■ Saved data entries
__________________________________________________

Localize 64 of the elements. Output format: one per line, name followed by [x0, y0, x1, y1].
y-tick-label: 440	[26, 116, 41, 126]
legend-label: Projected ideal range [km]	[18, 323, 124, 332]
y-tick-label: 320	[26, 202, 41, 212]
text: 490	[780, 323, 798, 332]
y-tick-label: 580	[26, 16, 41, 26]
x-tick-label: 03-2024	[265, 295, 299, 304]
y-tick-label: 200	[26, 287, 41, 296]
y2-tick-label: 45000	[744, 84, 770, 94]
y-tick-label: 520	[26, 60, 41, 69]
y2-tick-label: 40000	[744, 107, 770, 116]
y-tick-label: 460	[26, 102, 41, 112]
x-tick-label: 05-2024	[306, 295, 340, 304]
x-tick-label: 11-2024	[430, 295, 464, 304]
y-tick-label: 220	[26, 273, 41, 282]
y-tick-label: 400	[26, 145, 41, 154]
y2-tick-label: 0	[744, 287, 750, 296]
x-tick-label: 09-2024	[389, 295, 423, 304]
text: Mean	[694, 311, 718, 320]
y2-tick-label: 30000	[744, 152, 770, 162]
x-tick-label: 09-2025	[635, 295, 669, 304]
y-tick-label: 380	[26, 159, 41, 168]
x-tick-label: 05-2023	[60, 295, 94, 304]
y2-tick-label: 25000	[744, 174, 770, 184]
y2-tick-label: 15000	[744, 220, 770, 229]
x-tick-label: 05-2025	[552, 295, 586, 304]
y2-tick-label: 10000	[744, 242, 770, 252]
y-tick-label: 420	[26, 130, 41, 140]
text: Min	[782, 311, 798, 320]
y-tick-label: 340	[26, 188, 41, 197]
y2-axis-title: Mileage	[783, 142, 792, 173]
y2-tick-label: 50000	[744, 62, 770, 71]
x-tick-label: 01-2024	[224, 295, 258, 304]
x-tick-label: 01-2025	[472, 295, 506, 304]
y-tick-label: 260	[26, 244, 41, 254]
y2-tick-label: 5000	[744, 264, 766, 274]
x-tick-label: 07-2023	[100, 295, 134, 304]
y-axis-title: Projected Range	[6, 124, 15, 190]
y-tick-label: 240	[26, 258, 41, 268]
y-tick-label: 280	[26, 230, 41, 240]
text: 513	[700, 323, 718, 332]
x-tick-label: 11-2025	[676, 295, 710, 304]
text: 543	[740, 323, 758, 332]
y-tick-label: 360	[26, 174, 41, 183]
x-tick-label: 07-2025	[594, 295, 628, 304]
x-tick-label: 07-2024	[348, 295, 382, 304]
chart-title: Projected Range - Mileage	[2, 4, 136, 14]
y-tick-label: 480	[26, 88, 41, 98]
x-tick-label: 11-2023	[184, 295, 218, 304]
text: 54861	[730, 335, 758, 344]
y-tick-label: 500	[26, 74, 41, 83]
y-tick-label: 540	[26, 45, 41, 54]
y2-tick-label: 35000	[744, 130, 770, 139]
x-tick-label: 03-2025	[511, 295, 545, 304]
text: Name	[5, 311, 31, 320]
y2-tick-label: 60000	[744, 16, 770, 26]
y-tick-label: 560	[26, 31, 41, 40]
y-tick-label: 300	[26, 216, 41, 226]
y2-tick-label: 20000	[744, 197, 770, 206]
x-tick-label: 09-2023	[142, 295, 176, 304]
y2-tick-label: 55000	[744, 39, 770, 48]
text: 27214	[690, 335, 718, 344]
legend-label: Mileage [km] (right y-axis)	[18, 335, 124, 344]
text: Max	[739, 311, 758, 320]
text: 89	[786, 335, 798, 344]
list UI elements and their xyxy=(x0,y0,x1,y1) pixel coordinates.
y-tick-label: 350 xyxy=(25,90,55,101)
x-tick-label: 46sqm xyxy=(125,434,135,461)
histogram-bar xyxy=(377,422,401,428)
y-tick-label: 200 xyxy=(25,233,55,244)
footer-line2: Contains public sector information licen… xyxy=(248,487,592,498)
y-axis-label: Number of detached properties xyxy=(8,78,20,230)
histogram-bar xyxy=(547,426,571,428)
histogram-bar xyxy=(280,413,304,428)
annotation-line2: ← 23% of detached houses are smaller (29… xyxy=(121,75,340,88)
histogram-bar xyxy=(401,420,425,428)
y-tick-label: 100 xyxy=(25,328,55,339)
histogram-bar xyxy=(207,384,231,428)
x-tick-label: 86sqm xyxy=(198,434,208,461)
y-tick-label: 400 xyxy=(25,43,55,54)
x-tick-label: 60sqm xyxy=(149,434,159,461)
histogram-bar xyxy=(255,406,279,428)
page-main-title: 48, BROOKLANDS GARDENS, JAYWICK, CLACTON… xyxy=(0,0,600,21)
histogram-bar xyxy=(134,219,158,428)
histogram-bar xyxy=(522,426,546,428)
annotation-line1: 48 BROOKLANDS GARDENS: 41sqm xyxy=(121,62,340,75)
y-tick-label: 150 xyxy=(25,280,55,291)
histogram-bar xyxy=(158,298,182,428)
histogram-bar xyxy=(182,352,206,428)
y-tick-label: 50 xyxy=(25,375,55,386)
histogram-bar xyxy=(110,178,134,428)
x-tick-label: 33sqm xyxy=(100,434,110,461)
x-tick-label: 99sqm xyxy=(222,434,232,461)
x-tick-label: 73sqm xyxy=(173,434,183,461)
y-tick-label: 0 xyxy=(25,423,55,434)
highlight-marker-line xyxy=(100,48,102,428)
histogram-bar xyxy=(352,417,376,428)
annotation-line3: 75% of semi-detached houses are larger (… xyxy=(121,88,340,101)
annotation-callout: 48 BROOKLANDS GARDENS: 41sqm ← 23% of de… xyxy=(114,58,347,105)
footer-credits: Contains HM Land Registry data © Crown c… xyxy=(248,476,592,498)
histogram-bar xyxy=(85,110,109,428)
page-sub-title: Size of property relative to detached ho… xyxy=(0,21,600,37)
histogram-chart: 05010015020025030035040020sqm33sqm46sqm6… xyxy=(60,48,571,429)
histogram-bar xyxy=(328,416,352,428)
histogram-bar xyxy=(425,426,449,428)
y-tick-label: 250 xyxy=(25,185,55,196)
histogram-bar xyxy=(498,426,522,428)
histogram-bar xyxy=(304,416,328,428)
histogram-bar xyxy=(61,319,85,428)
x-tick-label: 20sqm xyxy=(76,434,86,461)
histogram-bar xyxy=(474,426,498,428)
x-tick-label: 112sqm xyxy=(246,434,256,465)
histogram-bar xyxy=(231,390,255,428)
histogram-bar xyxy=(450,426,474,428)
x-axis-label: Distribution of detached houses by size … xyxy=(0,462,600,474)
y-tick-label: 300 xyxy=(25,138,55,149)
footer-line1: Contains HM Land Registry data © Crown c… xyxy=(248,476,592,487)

__________________________________________________

■ Aim
Rewrite everything from the start of the records down to the line containing "244, 41, 254]", replacing "y2-tick-label" with "right-axis-tick" and keeping everything else the same.

■ Result of the task
Localize 64 of the elements. Output format: one per line, name followed by [x0, y0, x1, y1].
y-tick-label: 440	[26, 116, 41, 126]
legend-label: Projected ideal range [km]	[18, 323, 124, 332]
y-tick-label: 320	[26, 202, 41, 212]
text: 490	[780, 323, 798, 332]
y-tick-label: 580	[26, 16, 41, 26]
x-tick-label: 03-2024	[265, 295, 299, 304]
y-tick-label: 200	[26, 287, 41, 296]
right-axis-tick: 45000	[744, 84, 770, 94]
y-tick-label: 520	[26, 60, 41, 69]
right-axis-tick: 40000	[744, 107, 770, 116]
y-tick-label: 460	[26, 102, 41, 112]
x-tick-label: 05-2024	[306, 295, 340, 304]
x-tick-label: 11-2024	[430, 295, 464, 304]
y-tick-label: 220	[26, 273, 41, 282]
y-tick-label: 400	[26, 145, 41, 154]
right-axis-tick: 0	[744, 287, 750, 296]
x-tick-label: 09-2024	[389, 295, 423, 304]
text: Mean	[694, 311, 718, 320]
right-axis-tick: 30000	[744, 152, 770, 162]
x-tick-label: 09-2025	[635, 295, 669, 304]
y-tick-label: 380	[26, 159, 41, 168]
x-tick-label: 05-2023	[60, 295, 94, 304]
right-axis-tick: 25000	[744, 174, 770, 184]
right-axis-tick: 15000	[744, 220, 770, 229]
x-tick-label: 05-2025	[552, 295, 586, 304]
right-axis-tick: 10000	[744, 242, 770, 252]
y-tick-label: 420	[26, 130, 41, 140]
text: Min	[782, 311, 798, 320]
y-tick-label: 340	[26, 188, 41, 197]
y2-axis-title: Mileage	[783, 142, 792, 173]
right-axis-tick: 50000	[744, 62, 770, 71]
x-tick-label: 01-2024	[224, 295, 258, 304]
x-tick-label: 01-2025	[472, 295, 506, 304]
y-tick-label: 260	[26, 244, 41, 254]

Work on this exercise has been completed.